__DIRECTIONS__
Every record below should be repeated exactly. Omit the pictures.

=== Section Start ===

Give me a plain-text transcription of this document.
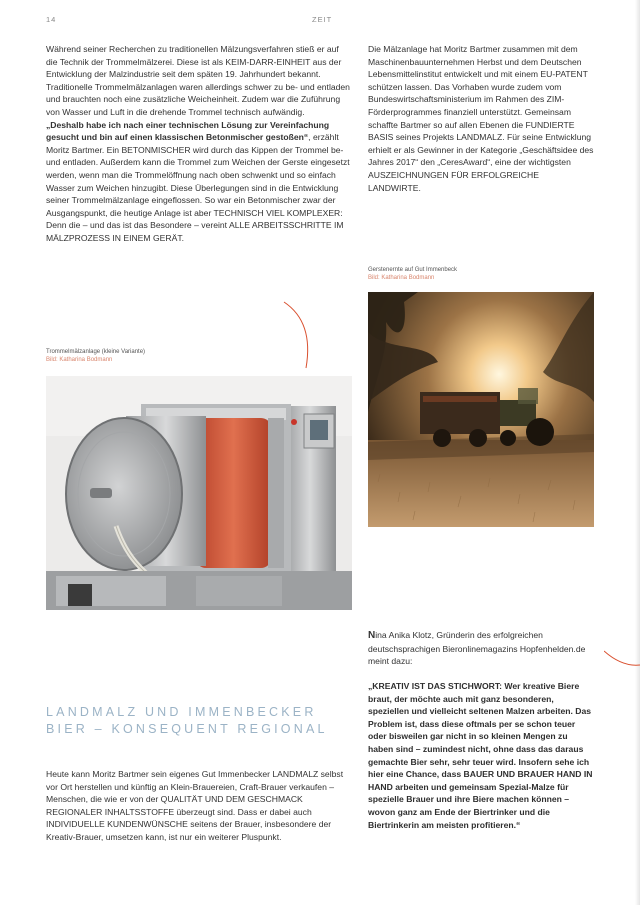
14	ZEIT

Während seiner Recherchen zu traditionellen Mälzungsverfahren stieß er auf die Technik der Trommelmälzerei. Diese ist als KEIM-DARR-EINHEIT aus der Entwicklung der Malzindustrie seit dem späten 19. Jahrhundert bekannt. Traditionelle Trommelmälzanlagen waren allerdings schwer zu be- und entladen und brauchten noch eine zusätzliche Weicheinheit. Zudem war die Zuführung von Wasser und Luft in die drehende Trommel technisch aufwändig.

„Deshalb habe ich nach einer technischen Lösung zur Vereinfachung gesucht und bin auf einen klassischen Betonmischer gestoßen“, erzählt Moritz Bartmer. Ein BETONMISCHER wird durch das Kippen der Trommel be- und entladen. Außerdem kann die Trommel zum Weichen der Gerste eingesetzt werden, wenn man die Trommelöffnung nach oben schwenkt und so einfach Wasser zum Weichen hinzugibt. Diese Überlegungen sind in die Entwicklung seiner Trommelmälzanlage eingeflossen. So war ein Betonmischer zwar der Ausgangspunkt, die heutige Anlage ist aber TECHNISCH VIEL KOMPLEXER: Denn die – und das ist das Besondere – vereint ALLE ARBEITSSCHRITTE IM MÄLZPROZESS IN EINEM GERÄT.

Die Mälzanlage hat Moritz Bartmer zusammen mit dem Maschinenbauunternehmen Herbst und dem Deutschen Lebensmittelinstitut entwickelt und mit einem EU-PATENT schützen lassen. Das Vorhaben wurde zudem vom Bundeswirtschaftsministerium im Rahmen des ZIM-Förderprogrammes finanziell unterstützt. Gemeinsam schaffte Bartmer so auf allen Ebenen die FUNDIERTE BASIS seines Projekts LANDMALZ. Für seine Entwicklung erhielt er als Gewinner in der Kategorie „Geschäftsidee des Jahres 2017“ den „CeresAward“, eine der wichtigsten AUSZEICHNUNGEN FÜR ERFOLGREICHE LANDWIRTE.

Trommelmälzanlage (kleine Variante)
Bild: Katharina Bodmann
Gerstenernte auf Gut Immenbeck
Bild: Katharina Bodmann

Nina Anika Klotz, Gründerin des erfolgreichen deutschsprachigen Bieronlinemagazins Hopfenhelden.de meint dazu:

„KREATIV IST DAS STICHWORT: Wer kreative Biere braut, der möchte auch mit ganz besonderen, speziellen und vielleicht seltenen Malzen arbeiten. Das Problem ist, dass diese oftmals per se schon teuer oder bisweilen gar nicht in so kleinen Mengen zu haben sind – zumindest nicht, ohne dass das daraus gemachte Bier sehr, sehr teuer wird. Insofern sehe ich hier eine Chance, dass BAUER UND BRAUER HAND IN HAND arbeiten und gemeinsam Spezial-Malze für spezielle Brauer und ihre Biere machen können – wovon ganz am Ende der Biertrinker und die Biertrinkerin am meisten profitieren.“

LANDMALZ UND IMMENBECKER BIER – KONSEQUENT REGIONAL

Heute kann Moritz Bartmer sein eigenes Gut Immenbecker LANDMALZ selbst vor Ort herstellen und künftig an Klein-Brauereien, Craft-Brauer verkaufen – Menschen, die wie er von der QUALITÄT UND DEM GESCHMACK REGIONALER INHALTSSTOFFE überzeugt sind. Dass er dabei auch INDIVIDUELLE KUNDENWÜNSCHE seitens der Brauer, insbesondere der Kreativ-Brauer, umsetzen kann, ist nur ein weiterer Pluspunkt.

=== Section End ===

__RESULT OF THE TASK__
Give me a plain-text transcription of this document.
14	ZEIT

Während seiner Recherchen zu traditionellen Mälzungsverfahren stieß er auf die Technik der Trommelmälzerei. Diese ist als KEIM-DARR-EINHEIT aus der Entwicklung der Malzindustrie seit dem späten 19. Jahrhundert bekannt. Traditionelle Trommelmälzanlagen waren allerdings schwer zu be- und entladen und brauchten noch eine zusätzliche Weicheinheit. Zudem war die Zuführung von Wasser und Luft in die drehende Trommel technisch aufwändig.

„Deshalb habe ich nach einer technischen Lösung zur Vereinfachung gesucht und bin auf einen klassischen Betonmischer gestoßen“, erzählt Moritz Bartmer. Ein BETONMISCHER wird durch das Kippen der Trommel be- und entladen. Außerdem kann die Trommel zum Weichen der Gerste eingesetzt werden, wenn man die Trommelöffnung nach oben schwenkt und so einfach Wasser zum Weichen hinzugibt. Diese Überlegungen sind in die Entwicklung seiner Trommelmälzanlage eingeflossen. So war ein Betonmischer zwar der Ausgangspunkt, die heutige Anlage ist aber TECHNISCH VIEL KOMPLEXER: Denn die – und das ist das Besondere – vereint ALLE ARBEITSSCHRITTE IM MÄLZPROZESS IN EINEM GERÄT.

Die Mälzanlage hat Moritz Bartmer zusammen mit dem Maschinenbauunternehmen Herbst und dem Deutschen Lebensmittelinstitut entwickelt und mit einem EU-PATENT schützen lassen. Das Vorhaben wurde zudem vom Bundeswirtschaftsministerium im Rahmen des ZIM-Förderprogrammes finanziell unterstützt. Gemeinsam schaffte Bartmer so auf allen Ebenen die FUNDIERTE BASIS seines Projekts LANDMALZ. Für seine Entwicklung erhielt er als Gewinner in der Kategorie „Geschäftsidee des Jahres 2017“ den „CeresAward“, eine der wichtigsten AUSZEICHNUNGEN FÜR ERFOLGREICHE LANDWIRTE.

Trommelmälzanlage (kleine Variante)
Bild: Katharina Bodmann
Gerstenernte auf Gut Immenbeck
Bild: Katharina Bodmann

Nina Anika Klotz, Gründerin des erfolgreichen deutschsprachigen Bieronlinemagazins Hopfenhelden.de meint dazu:

„KREATIV IST DAS STICHWORT: Wer kreative Biere braut, der möchte auch mit ganz besonderen, speziellen und vielleicht seltenen Malzen arbeiten. Das Problem ist, dass diese oftmals per se schon teuer oder bisweilen gar nicht in so kleinen Mengen zu haben sind – zumindest nicht, ohne dass das daraus gemachte Bier sehr, sehr teuer wird. Insofern sehe ich hier eine Chance, dass BAUER UND BRAUER HAND IN HAND arbeiten und gemeinsam Spezial-Malze für spezielle Brauer und ihre Biere machen können – wovon ganz am Ende der Biertrinker und die Biertrinkerin am meisten profitieren.“

LANDMALZ UND IMMENBECKER BIER – KONSEQUENT REGIONAL

Heute kann Moritz Bartmer sein eigenes Gut Immenbecker LANDMALZ selbst vor Ort herstellen und künftig an Klein-Brauereien, Craft-Brauer verkaufen – Menschen, die wie er von der QUALITÄT UND DEM GESCHMACK REGIONALER INHALTSSTOFFE überzeugt sind. Dass er dabei auch INDIVIDUELLE KUNDENWÜNSCHE seitens der Brauer, insbesondere der Kreativ-Brauer, umsetzen kann, ist nur ein weiterer Pluspunkt.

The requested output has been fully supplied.